■ Goal ■
All entries below are to be set down again, identical to the source.

####

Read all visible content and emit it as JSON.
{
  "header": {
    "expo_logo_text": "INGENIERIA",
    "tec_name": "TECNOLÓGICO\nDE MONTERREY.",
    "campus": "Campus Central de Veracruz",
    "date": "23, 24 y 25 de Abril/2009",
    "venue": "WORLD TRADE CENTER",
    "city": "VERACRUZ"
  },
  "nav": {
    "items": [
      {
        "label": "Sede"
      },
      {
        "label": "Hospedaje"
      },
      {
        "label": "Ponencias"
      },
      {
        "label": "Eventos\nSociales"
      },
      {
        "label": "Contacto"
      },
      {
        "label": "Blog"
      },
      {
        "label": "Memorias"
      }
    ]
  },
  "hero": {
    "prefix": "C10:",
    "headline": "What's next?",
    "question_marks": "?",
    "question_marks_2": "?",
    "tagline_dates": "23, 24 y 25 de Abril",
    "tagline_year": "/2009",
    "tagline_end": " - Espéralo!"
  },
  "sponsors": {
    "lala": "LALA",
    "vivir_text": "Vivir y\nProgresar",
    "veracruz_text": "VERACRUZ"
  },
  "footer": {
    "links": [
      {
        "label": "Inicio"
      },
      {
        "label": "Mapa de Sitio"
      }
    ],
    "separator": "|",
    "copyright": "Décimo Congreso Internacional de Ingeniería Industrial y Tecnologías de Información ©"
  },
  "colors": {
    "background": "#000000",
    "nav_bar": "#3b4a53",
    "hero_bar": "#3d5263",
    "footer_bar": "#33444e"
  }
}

####

■ Complete response ■
Read all visible content and emit it as JSON.
{
  "header": {
    "expo_logo_text": "INGENIERIA",
    "tec_name": "TECNOLÓGICO\nDE MONTERREY.",
    "campus": "Campus Central de Veracruz",
    "date": "23, 24 y 25 de Abril/2009",
    "venue": "WORLD TRADE CENTER",
    "city": "VERACRUZ"
  },
  "nav": {
    "items": [
      {
        "label": "Sede"
      },
      {
        "label": "Hospedaje"
      },
      {
        "label": "Ponencias"
      },
      {
        "label": "Eventos\nSociales"
      },
      {
        "label": "Contacto"
      },
      {
        "label": "Blog"
      },
      {
        "label": "Memorias"
      }
    ]
  },
  "hero": {
    "prefix": "C10:",
    "headline": "What's next?",
    "question_marks": "?",
    "question_marks_2": "?",
    "tagline_dates": "23, 24 y 25 de Abril",
    "tagline_year": "/2009",
    "tagline_end": " - Espéralo!"
  },
  "sponsors": {
    "lala": "LALA",
    "vivir_text": "Vivir y\nProgresar",
    "veracruz_text": "VERACRUZ"
  },
  "footer": {
    "links": [
      {
        "label": "Inicio"
      },
      {
        "label": "Mapa de Sitio"
      }
    ],
    "separator": "|",
    "copyright": "Décimo Congreso Internacional de Ingeniería Industrial y Tecnologías de Información ©"
  },
  "colors": {
    "background": "#000000",
    "nav_bar": "#3b4a53",
    "hero_bar": "#3d5263",
    "footer_bar": "#33444e"
  }
}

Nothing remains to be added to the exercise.